▶ **Work required**
Reproduce the records below exactly as given.

▶ **Input rows**
========================================
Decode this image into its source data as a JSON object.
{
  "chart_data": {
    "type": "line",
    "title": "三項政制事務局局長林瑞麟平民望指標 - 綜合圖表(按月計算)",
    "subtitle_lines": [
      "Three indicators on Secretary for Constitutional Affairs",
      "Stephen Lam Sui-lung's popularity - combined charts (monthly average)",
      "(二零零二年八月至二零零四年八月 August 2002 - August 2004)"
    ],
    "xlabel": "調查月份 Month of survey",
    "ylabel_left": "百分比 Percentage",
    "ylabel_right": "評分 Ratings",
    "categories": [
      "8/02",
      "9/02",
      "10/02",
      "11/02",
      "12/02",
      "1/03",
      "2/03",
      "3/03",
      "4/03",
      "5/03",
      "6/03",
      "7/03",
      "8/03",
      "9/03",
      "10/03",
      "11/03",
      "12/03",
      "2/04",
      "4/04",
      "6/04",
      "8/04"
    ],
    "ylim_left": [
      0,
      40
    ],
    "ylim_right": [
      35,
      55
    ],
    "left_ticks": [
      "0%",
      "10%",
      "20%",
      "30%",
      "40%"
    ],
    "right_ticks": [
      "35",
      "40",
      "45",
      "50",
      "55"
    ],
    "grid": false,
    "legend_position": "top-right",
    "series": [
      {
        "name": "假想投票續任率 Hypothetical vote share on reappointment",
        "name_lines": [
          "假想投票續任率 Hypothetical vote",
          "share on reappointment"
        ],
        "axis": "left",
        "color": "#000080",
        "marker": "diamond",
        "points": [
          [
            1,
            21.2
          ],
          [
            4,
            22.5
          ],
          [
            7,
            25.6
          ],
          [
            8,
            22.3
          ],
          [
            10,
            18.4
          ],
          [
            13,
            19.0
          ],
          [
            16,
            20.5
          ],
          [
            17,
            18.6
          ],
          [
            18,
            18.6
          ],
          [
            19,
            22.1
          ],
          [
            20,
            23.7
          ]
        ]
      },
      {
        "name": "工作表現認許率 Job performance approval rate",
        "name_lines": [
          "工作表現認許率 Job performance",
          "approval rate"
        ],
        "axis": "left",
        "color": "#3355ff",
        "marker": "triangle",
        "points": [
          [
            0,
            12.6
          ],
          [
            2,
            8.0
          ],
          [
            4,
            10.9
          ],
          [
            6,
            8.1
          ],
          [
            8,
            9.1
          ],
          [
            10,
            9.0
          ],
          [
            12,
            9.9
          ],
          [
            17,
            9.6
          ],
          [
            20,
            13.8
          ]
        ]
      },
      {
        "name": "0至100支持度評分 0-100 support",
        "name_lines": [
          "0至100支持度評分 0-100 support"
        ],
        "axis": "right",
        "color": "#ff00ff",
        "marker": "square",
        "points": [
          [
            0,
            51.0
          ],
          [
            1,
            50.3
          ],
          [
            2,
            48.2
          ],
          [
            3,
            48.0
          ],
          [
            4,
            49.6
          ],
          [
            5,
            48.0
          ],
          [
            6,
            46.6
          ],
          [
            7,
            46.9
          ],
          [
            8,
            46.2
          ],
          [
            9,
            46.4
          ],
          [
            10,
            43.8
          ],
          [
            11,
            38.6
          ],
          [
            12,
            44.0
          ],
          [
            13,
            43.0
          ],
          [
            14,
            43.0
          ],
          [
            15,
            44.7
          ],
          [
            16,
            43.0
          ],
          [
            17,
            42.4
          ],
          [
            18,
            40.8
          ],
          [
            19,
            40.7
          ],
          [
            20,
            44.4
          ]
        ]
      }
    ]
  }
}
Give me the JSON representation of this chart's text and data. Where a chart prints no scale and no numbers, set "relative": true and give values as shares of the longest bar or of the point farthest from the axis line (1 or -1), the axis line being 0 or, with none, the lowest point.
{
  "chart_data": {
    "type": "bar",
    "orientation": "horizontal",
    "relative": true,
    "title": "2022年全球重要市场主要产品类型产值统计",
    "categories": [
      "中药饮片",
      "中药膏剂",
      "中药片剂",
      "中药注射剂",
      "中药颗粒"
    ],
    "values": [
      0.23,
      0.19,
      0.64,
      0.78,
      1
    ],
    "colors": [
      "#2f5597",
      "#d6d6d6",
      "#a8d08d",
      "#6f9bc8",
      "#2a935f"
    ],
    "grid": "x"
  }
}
========================================
▶ **Answer for this exercise**
Decode this image into its source data as a JSON object.
{
  "chart_data": {
    "type": "line",
    "title": "三項政制事務局局長林瑞麟平民望指標 - 綜合圖表(按月計算)",
    "subtitle_lines": [
      "Three indicators on Secretary for Constitutional Affairs",
      "Stephen Lam Sui-lung's popularity - combined charts (monthly average)",
      "(二零零二年八月至二零零四年八月 August 2002 - August 2004)"
    ],
    "xlabel": "調查月份 Month of survey",
    "ylabel_left": "百分比 Percentage",
    "ylabel_right": "評分 Ratings",
    "categories": [
      "8/02",
      "9/02",
      "10/02",
      "11/02",
      "12/02",
      "1/03",
      "2/03",
      "3/03",
      "4/03",
      "5/03",
      "6/03",
      "7/03",
      "8/03",
      "9/03",
      "10/03",
      "11/03",
      "12/03",
      "2/04",
      "4/04",
      "6/04",
      "8/04"
    ],
    "ylim_left": [
      0,
      40
    ],
    "ylim_right": [
      35,
      55
    ],
    "left_ticks": [
      "0%",
      "10%",
      "20%",
      "30%",
      "40%"
    ],
    "right_ticks": [
      "35",
      "40",
      "45",
      "50",
      "55"
    ],
    "grid": false,
    "legend_position": "top-right",
    "series": [
      {
        "name": "假想投票續任率 Hypothetical vote share on reappointment",
        "name_lines": [
          "假想投票續任率 Hypothetical vote",
          "share on reappointment"
        ],
        "axis": "left",
        "color": "#000080",
        "marker": "diamond",
        "points": [
          [
            1,
            21.2
          ],
          [
            4,
            22.5
          ],
          [
            7,
            25.6
          ],
          [
            8,
            22.3
          ],
          [
            10,
            18.4
          ],
          [
            13,
            19.0
          ],
          [
            16,
            20.5
          ],
          [
            17,
            18.6
          ],
          [
            18,
            18.6
          ],
          [
            19,
            22.1
          ],
          [
            20,
            23.7
          ]
        ]
      },
      {
        "name": "工作表現認許率 Job performance approval rate",
        "name_lines": [
          "工作表現認許率 Job performance",
          "approval rate"
        ],
        "axis": "left",
        "color": "#3355ff",
        "marker": "triangle",
        "points": [
          [
            0,
            12.6
          ],
          [
            2,
            8.0
          ],
          [
            4,
            10.9
          ],
          [
            6,
            8.1
          ],
          [
            8,
            9.1
          ],
          [
            10,
            9.0
          ],
          [
            12,
            9.9
          ],
          [
            17,
            9.6
          ],
          [
            20,
            13.8
          ]
        ]
      },
      {
        "name": "0至100支持度評分 0-100 support",
        "name_lines": [
          "0至100支持度評分 0-100 support"
        ],
        "axis": "right",
        "color": "#ff00ff",
        "marker": "square",
        "points": [
          [
            0,
            51.0
          ],
          [
            1,
            50.3
          ],
          [
            2,
            48.2
          ],
          [
            3,
            48.0
          ],
          [
            4,
            49.6
          ],
          [
            5,
            48.0
          ],
          [
            6,
            46.6
          ],
          [
            7,
            46.9
          ],
          [
            8,
            46.2
          ],
          [
            9,
            46.4
          ],
          [
            10,
            43.8
          ],
          [
            11,
            38.6
          ],
          [
            12,
            44.0
          ],
          [
            13,
            43.0
          ],
          [
            14,
            43.0
          ],
          [
            15,
            44.7
          ],
          [
            16,
            43.0
          ],
          [
            17,
            42.4
          ],
          [
            18,
            40.8
          ],
          [
            19,
            40.7
          ],
          [
            20,
            44.4
          ]
        ]
      }
    ]
  }
}
Give me the JSON representation of this chart's text and data. Where a chart prints no scale and no numbers, set "relative": true and give values as shares of the longest bar or of the point farthest from the axis line (1 or -1), the axis line being 0 or, with none, the lowest point.
{
  "chart_data": {
    "type": "bar",
    "orientation": "horizontal",
    "relative": true,
    "title": "2022年全球重要市场主要产品类型产值统计",
    "categories": [
      "中药饮片",
      "中药膏剂",
      "中药片剂",
      "中药注射剂",
      "中药颗粒"
    ],
    "values": [
      0.23,
      0.19,
      0.64,
      0.78,
      1
    ],
    "colors": [
      "#2f5597",
      "#d6d6d6",
      "#a8d08d",
      "#6f9bc8",
      "#2a935f"
    ],
    "grid": "x"
  }
}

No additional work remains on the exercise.